[Collected data entries]
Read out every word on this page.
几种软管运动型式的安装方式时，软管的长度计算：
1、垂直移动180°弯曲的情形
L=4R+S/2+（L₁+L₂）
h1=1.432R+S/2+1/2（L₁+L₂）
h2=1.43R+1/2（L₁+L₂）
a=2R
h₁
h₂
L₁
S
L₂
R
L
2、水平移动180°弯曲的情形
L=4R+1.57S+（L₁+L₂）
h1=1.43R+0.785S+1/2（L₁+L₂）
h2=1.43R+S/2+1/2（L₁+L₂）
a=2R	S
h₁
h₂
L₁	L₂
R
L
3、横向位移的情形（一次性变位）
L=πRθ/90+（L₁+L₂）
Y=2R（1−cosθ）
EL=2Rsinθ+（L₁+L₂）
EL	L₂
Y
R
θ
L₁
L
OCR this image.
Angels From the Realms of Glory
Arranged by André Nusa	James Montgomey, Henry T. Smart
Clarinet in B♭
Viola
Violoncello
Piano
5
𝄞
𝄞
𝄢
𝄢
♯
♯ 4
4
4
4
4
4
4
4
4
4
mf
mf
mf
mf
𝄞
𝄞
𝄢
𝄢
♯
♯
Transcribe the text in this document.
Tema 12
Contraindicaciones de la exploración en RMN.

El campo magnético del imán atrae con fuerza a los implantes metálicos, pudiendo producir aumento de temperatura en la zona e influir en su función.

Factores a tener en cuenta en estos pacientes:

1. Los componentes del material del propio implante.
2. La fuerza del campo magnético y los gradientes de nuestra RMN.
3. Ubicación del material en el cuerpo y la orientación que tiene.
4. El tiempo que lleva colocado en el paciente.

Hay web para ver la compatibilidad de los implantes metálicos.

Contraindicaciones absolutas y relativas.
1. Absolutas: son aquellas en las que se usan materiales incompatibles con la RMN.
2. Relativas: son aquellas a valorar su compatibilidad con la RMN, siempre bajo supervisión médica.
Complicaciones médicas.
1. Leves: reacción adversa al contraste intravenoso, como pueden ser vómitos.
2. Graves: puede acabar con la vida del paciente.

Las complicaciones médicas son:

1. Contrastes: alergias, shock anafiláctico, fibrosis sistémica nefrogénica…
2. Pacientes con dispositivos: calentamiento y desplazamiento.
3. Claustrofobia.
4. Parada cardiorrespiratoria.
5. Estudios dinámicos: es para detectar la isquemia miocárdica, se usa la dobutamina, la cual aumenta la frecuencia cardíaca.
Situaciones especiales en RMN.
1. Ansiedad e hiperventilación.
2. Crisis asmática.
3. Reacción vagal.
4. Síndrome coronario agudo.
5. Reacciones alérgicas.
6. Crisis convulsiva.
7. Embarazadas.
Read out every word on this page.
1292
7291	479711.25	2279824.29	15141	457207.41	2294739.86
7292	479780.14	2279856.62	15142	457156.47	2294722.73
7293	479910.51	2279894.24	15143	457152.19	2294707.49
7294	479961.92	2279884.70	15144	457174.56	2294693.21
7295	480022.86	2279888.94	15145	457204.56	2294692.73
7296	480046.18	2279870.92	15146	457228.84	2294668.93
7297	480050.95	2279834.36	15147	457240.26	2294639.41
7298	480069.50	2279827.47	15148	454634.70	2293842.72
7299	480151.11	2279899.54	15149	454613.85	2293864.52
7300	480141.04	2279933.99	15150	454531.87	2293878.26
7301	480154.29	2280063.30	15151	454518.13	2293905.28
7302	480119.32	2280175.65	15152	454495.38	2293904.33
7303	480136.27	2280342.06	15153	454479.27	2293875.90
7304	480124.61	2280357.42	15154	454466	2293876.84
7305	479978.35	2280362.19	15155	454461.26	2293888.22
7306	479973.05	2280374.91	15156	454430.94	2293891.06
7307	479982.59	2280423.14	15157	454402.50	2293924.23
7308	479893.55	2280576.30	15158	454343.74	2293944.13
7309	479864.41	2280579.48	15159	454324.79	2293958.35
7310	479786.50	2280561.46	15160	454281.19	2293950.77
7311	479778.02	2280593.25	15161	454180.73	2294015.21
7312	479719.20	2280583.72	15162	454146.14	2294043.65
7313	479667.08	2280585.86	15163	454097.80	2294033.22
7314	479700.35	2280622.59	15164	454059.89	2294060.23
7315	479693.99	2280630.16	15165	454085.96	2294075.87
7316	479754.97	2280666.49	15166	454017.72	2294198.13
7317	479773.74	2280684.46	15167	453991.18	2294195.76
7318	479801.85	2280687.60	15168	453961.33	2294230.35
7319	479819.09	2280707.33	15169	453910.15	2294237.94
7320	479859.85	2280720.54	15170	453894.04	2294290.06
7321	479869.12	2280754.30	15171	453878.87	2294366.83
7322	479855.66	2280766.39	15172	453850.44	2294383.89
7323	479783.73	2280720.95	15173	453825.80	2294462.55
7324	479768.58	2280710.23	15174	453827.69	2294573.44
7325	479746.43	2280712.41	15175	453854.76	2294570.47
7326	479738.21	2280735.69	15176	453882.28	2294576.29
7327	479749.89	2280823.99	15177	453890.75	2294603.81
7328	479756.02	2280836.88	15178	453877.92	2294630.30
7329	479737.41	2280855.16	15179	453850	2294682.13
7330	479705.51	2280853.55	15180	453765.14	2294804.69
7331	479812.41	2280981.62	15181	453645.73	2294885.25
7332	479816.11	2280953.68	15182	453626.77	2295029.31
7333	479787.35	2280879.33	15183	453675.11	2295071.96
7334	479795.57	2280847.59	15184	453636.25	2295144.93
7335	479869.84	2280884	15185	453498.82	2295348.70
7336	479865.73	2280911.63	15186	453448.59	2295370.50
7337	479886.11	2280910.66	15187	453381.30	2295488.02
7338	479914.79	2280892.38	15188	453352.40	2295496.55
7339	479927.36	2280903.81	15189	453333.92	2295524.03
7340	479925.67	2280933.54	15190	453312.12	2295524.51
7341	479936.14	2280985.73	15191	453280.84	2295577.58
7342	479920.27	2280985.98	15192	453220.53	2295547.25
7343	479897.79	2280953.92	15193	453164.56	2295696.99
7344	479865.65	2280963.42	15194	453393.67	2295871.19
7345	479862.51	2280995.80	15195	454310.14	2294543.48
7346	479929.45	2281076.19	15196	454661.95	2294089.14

Aim ▸ Find and copy every line in the entries above where the string "magnético" occurs.

Answer to the exercise ▸
El campo magnético del imán atrae con fuerza a los implantes metálicos, pudiendo producir aumento de temperatura en la zona e influir en su función.
2. La fuerza del campo magnético y los gradientes de nuestra RMN.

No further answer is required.